_Instructions to follow_
Where does the word "minutes" occur in the material? Copy each line that has it.

_Source data_

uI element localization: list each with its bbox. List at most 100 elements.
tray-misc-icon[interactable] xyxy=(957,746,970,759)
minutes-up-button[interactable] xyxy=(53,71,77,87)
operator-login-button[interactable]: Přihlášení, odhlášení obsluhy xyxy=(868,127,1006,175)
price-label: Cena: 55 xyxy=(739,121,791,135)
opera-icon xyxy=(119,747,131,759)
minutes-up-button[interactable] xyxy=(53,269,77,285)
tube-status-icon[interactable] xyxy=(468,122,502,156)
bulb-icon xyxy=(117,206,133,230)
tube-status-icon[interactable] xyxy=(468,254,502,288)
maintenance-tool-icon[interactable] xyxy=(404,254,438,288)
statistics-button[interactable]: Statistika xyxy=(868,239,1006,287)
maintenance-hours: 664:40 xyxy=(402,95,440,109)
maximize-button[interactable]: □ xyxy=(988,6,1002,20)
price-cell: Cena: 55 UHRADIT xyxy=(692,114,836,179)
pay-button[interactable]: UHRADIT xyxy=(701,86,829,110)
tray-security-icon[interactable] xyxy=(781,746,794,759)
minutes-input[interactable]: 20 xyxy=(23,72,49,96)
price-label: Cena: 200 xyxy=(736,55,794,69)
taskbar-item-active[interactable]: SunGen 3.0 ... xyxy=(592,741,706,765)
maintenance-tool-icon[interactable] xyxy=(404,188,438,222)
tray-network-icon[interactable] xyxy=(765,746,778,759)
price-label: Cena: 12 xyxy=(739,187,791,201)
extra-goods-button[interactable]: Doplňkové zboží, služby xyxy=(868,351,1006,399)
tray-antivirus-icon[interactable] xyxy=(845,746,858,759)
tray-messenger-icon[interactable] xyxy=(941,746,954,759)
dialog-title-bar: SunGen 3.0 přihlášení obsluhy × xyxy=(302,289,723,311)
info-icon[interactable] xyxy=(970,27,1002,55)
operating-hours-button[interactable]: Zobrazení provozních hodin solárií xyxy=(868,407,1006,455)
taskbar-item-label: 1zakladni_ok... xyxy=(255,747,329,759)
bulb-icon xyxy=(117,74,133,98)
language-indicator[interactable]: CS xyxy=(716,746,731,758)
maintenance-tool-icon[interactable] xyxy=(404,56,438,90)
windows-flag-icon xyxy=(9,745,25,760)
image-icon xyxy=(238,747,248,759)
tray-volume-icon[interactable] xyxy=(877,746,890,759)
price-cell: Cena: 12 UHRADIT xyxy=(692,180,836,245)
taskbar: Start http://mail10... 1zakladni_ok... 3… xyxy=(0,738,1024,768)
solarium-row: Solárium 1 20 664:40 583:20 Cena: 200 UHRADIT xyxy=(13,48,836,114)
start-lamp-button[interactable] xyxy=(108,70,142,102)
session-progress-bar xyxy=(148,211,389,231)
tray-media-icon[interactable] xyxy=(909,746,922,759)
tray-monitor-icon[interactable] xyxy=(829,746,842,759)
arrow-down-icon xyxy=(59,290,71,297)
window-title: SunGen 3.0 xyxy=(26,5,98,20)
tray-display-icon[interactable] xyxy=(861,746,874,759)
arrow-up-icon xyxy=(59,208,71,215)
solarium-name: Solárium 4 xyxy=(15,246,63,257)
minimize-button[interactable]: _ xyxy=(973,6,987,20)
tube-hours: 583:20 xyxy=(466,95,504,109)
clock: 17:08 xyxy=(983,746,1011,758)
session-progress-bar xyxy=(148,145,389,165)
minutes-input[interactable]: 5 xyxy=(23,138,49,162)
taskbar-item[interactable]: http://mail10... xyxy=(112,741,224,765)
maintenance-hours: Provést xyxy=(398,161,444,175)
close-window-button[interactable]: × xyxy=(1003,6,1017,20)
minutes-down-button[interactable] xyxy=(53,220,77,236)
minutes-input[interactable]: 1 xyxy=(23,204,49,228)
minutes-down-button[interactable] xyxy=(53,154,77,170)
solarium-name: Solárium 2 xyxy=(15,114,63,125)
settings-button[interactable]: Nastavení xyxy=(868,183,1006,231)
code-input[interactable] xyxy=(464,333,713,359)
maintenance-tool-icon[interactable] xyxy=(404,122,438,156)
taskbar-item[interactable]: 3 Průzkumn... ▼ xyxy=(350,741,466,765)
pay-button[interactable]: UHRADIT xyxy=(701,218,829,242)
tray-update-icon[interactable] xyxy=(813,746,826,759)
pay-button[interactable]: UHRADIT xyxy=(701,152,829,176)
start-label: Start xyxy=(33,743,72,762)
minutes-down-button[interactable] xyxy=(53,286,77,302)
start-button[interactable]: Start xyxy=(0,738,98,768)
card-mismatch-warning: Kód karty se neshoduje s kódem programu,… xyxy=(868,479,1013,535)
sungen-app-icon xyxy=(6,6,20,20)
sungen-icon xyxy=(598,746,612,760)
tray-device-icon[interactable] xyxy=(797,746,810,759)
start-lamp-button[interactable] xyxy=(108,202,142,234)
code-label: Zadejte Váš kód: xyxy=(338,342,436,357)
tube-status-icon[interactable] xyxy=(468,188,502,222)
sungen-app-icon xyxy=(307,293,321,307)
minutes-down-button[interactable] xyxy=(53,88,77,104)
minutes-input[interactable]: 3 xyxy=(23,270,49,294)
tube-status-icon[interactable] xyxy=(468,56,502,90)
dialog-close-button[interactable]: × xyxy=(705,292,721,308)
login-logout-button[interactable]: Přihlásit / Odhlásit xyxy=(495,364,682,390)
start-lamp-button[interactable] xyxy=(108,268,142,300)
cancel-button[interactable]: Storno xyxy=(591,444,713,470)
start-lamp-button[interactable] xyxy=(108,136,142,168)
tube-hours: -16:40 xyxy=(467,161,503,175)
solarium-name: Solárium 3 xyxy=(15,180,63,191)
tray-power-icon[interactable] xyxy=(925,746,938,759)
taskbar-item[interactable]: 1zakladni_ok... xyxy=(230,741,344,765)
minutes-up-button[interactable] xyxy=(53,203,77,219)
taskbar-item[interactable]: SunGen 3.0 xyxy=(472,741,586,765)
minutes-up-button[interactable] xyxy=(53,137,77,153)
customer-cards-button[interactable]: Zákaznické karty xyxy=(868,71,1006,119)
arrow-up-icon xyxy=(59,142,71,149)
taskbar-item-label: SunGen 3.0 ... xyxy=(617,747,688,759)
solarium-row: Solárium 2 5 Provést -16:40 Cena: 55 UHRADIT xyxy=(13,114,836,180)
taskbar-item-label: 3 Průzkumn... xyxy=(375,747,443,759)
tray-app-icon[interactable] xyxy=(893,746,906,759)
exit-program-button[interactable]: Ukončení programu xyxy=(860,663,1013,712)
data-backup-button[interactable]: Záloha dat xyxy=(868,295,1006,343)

_Answer box_
minutes-up-button[interactable] xyxy=(53,71,77,87)
minutes-up-button[interactable] xyxy=(53,269,77,285)
minutes-input[interactable]: 20 xyxy=(23,72,49,96)
minutes-input[interactable]: 5 xyxy=(23,138,49,162)
minutes-down-button[interactable] xyxy=(53,220,77,236)
minutes-input[interactable]: 1 xyxy=(23,204,49,228)
minutes-down-button[interactable] xyxy=(53,154,77,170)
minutes-down-button[interactable] xyxy=(53,286,77,302)
minutes-down-button[interactable] xyxy=(53,88,77,104)
minutes-input[interactable]: 3 xyxy=(23,270,49,294)
minutes-up-button[interactable] xyxy=(53,203,77,219)
minutes-up-button[interactable] xyxy=(53,137,77,153)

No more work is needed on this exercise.